**Supplied material:**
--- start ---
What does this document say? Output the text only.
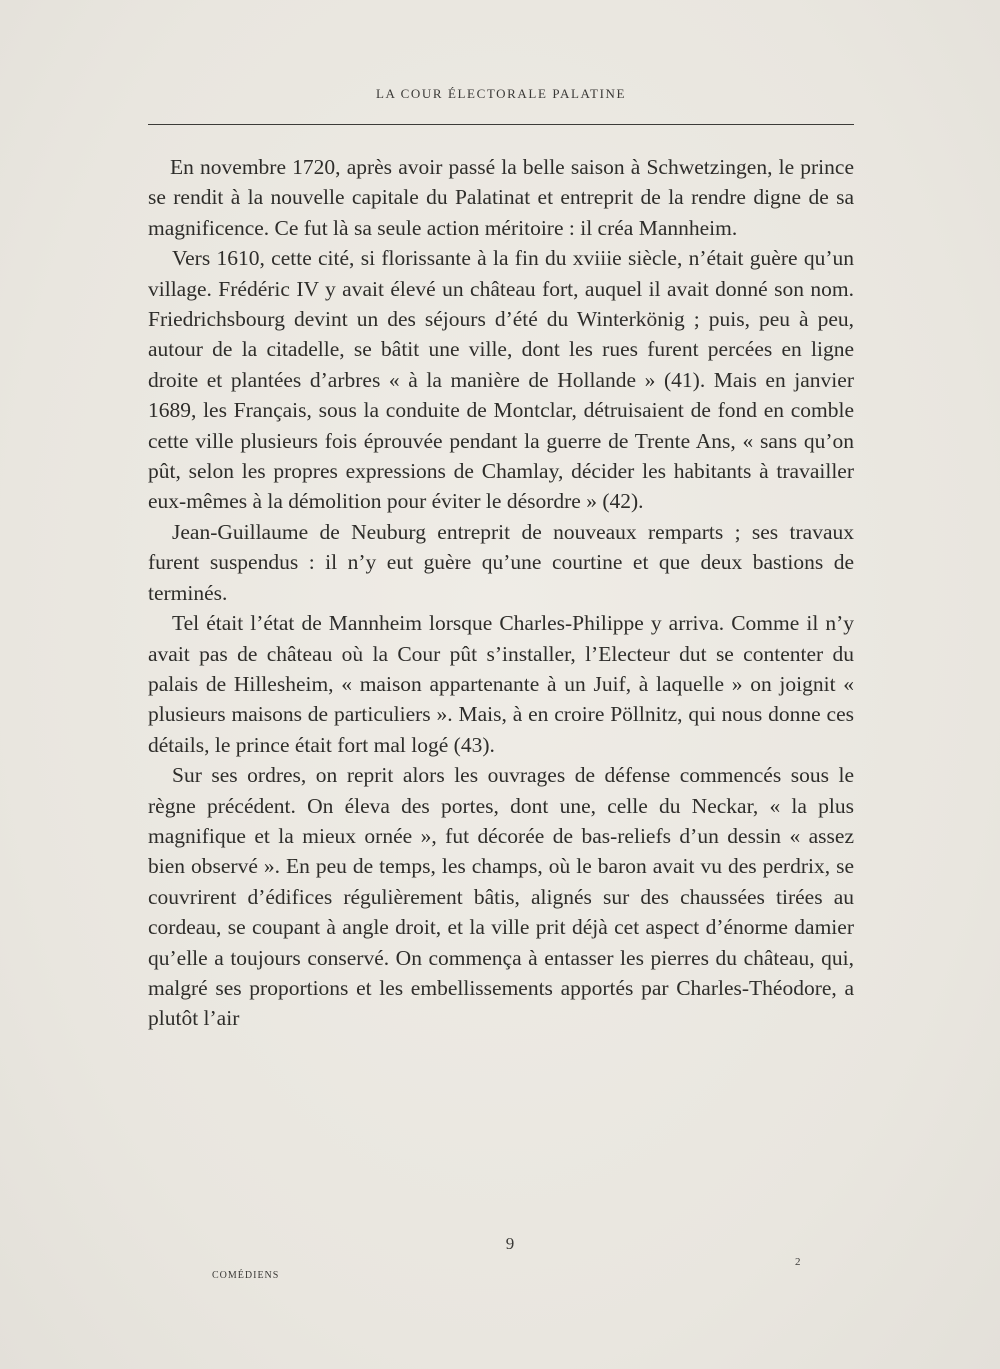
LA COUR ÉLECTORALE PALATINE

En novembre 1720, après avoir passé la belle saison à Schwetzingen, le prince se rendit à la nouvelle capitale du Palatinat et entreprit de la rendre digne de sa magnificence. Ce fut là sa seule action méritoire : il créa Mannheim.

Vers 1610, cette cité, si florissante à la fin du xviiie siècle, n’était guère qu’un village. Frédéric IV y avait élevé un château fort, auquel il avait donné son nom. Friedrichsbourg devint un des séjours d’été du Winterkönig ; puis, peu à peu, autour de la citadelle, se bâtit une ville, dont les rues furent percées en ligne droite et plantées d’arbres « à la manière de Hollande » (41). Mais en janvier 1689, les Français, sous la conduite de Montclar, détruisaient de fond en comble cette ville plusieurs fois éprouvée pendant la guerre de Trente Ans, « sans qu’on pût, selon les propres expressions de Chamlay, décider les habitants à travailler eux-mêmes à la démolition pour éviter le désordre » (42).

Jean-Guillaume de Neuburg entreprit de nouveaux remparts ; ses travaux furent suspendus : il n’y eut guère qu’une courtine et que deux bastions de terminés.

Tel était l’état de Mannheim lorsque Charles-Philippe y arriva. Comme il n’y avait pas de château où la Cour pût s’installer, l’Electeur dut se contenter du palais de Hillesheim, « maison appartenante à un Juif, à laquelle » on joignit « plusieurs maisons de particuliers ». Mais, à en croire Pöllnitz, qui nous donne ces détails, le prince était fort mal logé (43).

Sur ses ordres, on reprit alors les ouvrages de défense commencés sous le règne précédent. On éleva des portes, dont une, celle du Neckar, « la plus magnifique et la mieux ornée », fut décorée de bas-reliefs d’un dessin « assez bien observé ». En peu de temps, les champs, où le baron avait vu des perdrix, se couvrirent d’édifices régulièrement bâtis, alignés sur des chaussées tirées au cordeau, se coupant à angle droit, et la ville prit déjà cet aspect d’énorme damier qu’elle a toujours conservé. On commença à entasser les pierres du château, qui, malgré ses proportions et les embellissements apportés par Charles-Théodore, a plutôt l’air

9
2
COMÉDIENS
--- end ---
--- start ---
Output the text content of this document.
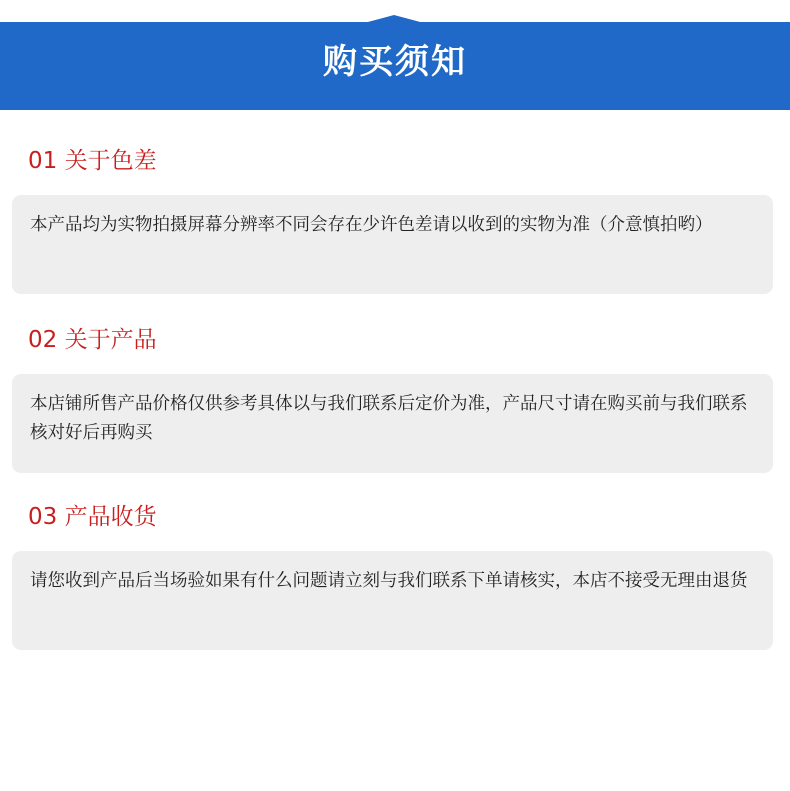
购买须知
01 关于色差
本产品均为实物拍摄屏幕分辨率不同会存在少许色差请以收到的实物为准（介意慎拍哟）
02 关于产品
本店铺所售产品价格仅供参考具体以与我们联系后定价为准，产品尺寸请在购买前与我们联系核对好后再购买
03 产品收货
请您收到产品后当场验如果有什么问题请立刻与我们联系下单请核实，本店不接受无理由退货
--- end ---
**Short task:** Check every line of the records above for the string "document" and say how many contain it, giving the number alone.

**Solution:** 2